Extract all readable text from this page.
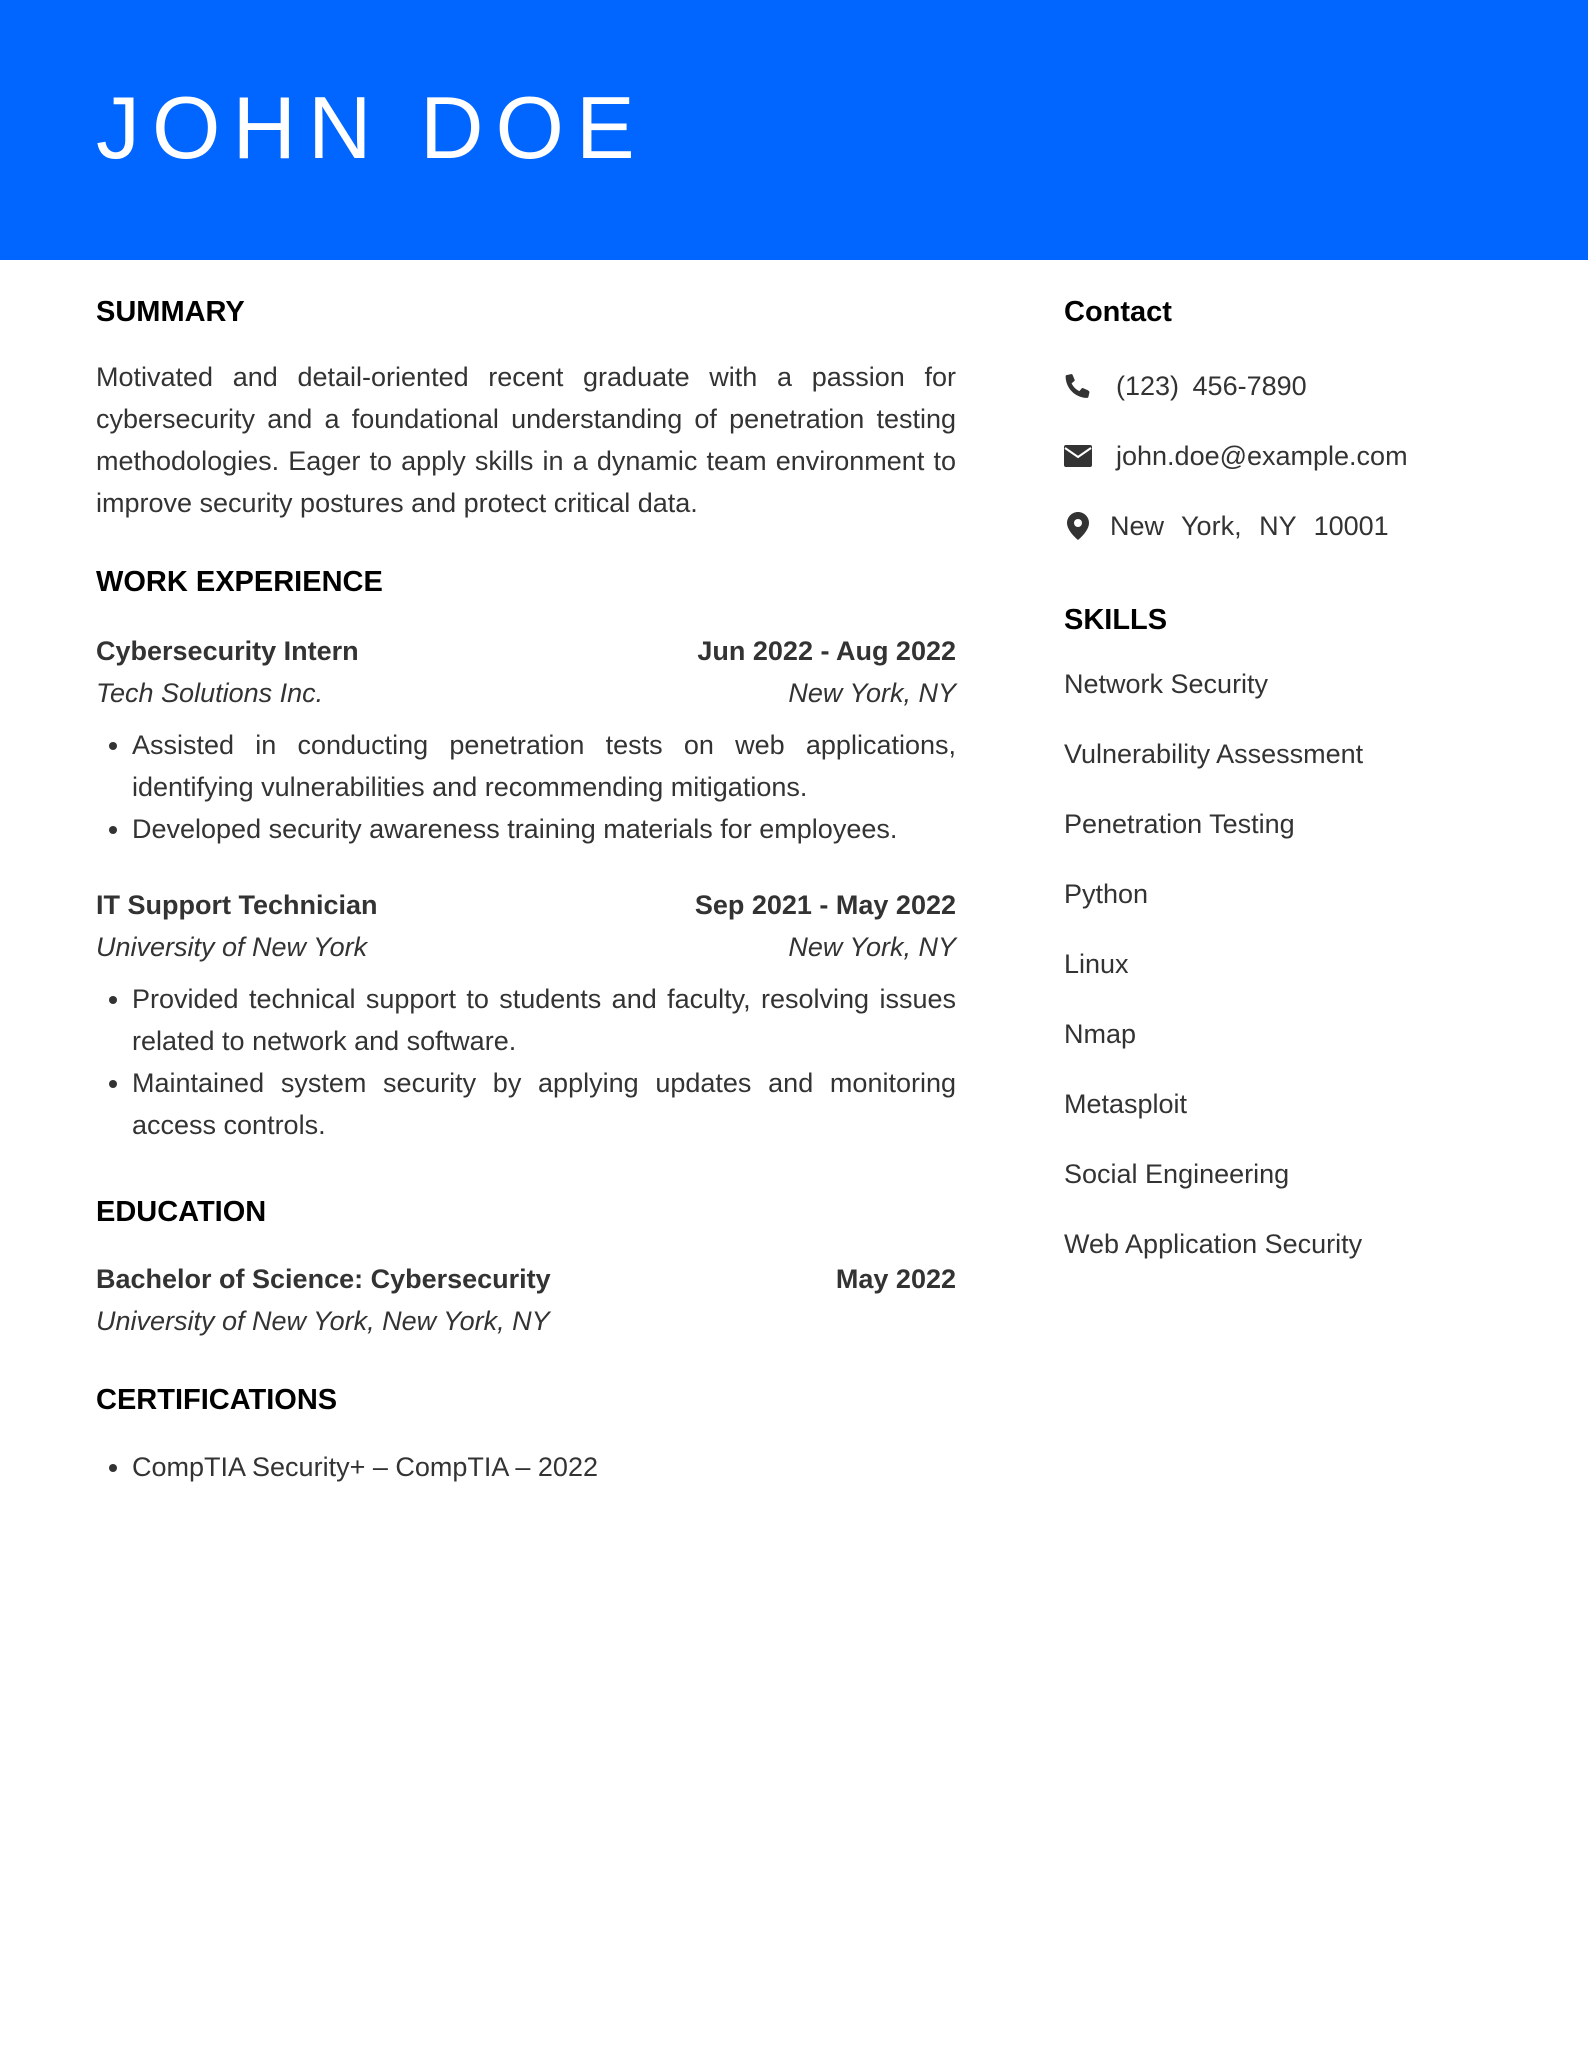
JOHN DOE
SUMMARY

Motivated and detail-oriented recent graduate with a passion for cybersecurity and a foundational understanding of penetration testing methodologies. Eager to apply skills in a dynamic team environment to improve security postures and protect critical data.

WORK EXPERIENCE
Cybersecurity Intern	Jun 2022 - Aug 2022
Tech Solutions Inc.	New York, NY
• Assisted in conducting penetration tests on web applications, identifying vulnerabilities and recommending mitigations.
• Developed security awareness training materials for employees.
IT Support Technician	Sep 2021 - May 2022
University of New York	New York, NY
• Provided technical support to students and faculty, resolving issues related to network and software.
• Maintained system security by applying updates and monitoring access controls.
EDUCATION
Bachelor of Science: Cybersecurity	May 2022
University of New York, New York, NY
CERTIFICATIONS
• CompTIA Security+ – CompTIA – 2022
Contact
(123) 456-7890
john.doe@example.com
New York, NY 10001
SKILLS
Network Security
Vulnerability Assessment
Penetration Testing
Python
Linux
Nmap
Metasploit
Social Engineering
Web Application Security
──────────────────────────────
- [Task prompt]
Repeat all of the records verbatim, leaving out the pictures.

- [Answer for the task]
Extract all readable text from this page.
JOHN DOE
SUMMARY

Motivated and detail-oriented recent graduate with a passion for cybersecurity and a foundational understanding of penetration testing methodologies. Eager to apply skills in a dynamic team environment to improve security postures and protect critical data.

WORK EXPERIENCE
Cybersecurity Intern	Jun 2022 - Aug 2022
Tech Solutions Inc.	New York, NY
• Assisted in conducting penetration tests on web applications, identifying vulnerabilities and recommending mitigations.
• Developed security awareness training materials for employees.
IT Support Technician	Sep 2021 - May 2022
University of New York	New York, NY
• Provided technical support to students and faculty, resolving issues related to network and software.
• Maintained system security by applying updates and monitoring access controls.
EDUCATION
Bachelor of Science: Cybersecurity	May 2022
University of New York, New York, NY
CERTIFICATIONS
• CompTIA Security+ – CompTIA – 2022
Contact
(123) 456-7890
john.doe@example.com
New York, NY 10001
SKILLS
Network Security
Vulnerability Assessment
Penetration Testing
Python
Linux
Nmap
Metasploit
Social Engineering
Web Application Security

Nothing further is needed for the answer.